++++ Exercise material

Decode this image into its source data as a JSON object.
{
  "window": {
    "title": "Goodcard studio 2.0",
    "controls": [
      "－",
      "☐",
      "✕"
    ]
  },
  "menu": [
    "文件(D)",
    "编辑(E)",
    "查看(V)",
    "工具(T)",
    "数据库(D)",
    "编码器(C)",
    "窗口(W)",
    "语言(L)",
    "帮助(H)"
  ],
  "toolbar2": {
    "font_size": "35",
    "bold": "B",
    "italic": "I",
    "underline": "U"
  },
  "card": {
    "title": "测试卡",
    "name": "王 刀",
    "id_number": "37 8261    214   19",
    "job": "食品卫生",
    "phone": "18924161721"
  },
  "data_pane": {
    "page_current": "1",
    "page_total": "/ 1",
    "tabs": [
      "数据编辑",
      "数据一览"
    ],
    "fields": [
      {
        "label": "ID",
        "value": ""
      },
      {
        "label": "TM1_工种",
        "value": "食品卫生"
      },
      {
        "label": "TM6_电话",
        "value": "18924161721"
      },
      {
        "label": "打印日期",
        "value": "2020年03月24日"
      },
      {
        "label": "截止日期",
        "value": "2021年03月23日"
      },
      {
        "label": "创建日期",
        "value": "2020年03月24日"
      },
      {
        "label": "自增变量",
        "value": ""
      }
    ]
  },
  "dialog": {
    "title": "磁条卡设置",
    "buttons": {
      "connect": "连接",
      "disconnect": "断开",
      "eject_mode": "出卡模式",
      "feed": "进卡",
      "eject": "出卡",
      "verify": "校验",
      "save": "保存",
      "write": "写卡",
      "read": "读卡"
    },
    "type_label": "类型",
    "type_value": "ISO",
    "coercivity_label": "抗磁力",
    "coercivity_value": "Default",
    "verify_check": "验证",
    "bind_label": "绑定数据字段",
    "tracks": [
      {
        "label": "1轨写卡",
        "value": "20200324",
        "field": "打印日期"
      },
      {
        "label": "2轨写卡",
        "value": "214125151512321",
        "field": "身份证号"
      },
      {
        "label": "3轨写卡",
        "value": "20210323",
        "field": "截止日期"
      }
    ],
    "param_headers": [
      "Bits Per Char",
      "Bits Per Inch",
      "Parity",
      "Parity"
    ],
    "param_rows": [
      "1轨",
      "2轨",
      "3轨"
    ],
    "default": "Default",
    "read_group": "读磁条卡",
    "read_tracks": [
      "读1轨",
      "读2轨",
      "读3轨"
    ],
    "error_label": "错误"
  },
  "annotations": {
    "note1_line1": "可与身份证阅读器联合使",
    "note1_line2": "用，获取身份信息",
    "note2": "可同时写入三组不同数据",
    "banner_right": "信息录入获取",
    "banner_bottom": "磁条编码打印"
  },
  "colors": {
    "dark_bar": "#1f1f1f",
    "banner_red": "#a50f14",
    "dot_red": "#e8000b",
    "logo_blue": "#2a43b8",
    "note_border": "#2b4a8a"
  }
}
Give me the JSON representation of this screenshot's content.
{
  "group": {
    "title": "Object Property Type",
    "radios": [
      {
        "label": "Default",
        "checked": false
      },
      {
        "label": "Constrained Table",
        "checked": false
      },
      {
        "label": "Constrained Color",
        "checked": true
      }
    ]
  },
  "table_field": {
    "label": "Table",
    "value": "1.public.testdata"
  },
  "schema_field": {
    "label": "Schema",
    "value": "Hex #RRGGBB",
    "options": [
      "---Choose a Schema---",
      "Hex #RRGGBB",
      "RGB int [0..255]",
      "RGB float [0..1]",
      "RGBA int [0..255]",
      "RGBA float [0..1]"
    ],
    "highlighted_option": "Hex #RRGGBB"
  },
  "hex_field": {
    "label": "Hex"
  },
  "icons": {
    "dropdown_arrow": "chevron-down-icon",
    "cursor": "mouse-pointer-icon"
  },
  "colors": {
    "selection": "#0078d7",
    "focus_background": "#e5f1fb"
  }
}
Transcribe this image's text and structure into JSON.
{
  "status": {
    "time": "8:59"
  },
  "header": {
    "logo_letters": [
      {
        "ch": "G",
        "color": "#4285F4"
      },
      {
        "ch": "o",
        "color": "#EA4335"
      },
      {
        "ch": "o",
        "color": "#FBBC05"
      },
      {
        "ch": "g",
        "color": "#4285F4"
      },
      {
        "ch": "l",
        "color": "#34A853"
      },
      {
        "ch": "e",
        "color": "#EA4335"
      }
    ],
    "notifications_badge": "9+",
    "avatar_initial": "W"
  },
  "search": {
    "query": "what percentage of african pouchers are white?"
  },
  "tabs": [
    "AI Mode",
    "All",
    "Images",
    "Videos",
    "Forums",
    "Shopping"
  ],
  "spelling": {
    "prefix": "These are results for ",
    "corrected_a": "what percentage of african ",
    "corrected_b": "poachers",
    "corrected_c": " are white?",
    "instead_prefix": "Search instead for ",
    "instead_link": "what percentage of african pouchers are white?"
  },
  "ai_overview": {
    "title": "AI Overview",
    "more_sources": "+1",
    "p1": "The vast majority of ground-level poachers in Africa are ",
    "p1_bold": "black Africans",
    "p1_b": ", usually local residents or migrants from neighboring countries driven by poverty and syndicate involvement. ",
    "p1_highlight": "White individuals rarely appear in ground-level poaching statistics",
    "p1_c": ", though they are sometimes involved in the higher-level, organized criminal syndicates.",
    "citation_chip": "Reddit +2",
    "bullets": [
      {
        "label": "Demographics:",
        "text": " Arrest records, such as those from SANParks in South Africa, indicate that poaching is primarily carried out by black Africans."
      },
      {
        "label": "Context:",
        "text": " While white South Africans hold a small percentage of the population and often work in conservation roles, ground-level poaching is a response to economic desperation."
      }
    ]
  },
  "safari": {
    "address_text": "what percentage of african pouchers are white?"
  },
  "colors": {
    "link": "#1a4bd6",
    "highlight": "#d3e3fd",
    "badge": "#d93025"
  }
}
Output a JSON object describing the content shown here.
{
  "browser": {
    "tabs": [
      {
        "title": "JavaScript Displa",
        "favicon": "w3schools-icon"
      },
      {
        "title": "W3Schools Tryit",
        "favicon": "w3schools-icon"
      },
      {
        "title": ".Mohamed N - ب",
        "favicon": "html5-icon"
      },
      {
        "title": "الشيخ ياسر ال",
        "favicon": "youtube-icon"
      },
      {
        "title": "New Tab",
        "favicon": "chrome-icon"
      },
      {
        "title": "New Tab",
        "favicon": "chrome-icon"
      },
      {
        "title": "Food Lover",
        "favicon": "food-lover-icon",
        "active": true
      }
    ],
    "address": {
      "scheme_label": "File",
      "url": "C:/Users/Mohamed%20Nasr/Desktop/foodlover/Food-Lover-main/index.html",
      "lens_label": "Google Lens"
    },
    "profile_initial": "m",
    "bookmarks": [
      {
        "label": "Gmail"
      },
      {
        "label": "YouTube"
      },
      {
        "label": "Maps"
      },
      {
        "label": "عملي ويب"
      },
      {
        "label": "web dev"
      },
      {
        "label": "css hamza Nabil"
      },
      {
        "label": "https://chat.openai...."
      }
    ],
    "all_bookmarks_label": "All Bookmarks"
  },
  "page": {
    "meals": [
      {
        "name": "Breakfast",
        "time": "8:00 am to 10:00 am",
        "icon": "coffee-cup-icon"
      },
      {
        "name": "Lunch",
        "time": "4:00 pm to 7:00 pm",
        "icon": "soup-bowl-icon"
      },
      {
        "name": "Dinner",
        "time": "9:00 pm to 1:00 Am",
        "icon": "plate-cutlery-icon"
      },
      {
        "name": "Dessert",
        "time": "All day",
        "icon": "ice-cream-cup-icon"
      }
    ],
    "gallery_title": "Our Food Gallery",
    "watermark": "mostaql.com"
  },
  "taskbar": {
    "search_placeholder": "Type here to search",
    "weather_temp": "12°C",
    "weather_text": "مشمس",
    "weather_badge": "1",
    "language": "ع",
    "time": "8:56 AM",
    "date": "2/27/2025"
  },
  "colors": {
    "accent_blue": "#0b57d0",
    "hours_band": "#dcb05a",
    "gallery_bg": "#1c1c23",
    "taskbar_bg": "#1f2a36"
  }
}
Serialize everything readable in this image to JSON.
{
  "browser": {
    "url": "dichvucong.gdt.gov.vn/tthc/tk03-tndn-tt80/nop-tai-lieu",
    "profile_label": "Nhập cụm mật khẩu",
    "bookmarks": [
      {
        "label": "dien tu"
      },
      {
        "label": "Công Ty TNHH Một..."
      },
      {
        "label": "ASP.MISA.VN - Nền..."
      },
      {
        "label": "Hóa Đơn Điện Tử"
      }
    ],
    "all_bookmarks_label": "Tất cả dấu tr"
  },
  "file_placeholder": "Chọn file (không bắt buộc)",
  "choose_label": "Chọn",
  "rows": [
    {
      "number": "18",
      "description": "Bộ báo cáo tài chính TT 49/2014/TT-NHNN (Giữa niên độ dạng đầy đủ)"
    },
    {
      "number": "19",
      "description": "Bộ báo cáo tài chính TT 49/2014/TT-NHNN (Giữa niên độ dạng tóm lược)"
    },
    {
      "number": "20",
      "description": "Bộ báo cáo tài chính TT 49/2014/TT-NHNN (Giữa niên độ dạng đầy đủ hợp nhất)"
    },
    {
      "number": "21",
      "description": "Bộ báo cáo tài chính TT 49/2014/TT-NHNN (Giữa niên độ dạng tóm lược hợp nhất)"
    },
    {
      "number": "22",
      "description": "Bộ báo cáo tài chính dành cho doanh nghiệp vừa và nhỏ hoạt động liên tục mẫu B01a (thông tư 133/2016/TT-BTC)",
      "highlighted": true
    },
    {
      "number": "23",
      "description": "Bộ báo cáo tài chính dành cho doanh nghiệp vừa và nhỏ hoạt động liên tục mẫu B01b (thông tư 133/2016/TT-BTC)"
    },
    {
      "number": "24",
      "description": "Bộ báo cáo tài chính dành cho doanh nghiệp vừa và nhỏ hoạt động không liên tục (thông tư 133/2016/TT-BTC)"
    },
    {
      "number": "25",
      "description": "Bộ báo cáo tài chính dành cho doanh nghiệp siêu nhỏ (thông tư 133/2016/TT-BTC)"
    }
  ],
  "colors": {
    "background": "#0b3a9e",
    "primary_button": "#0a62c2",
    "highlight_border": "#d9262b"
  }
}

++++++++

Aim of the task: Only lines with the word "South" should be collected from the material.

Worked solution:
        "text": " Arrest records, such as those from SANParks in South Africa, indicate that poaching is primarily carried out by black Africans."
        "text": " While white South Africans hold a small percentage of the population and often work in conservation roles, ground-level poaching is a response to economic desperation."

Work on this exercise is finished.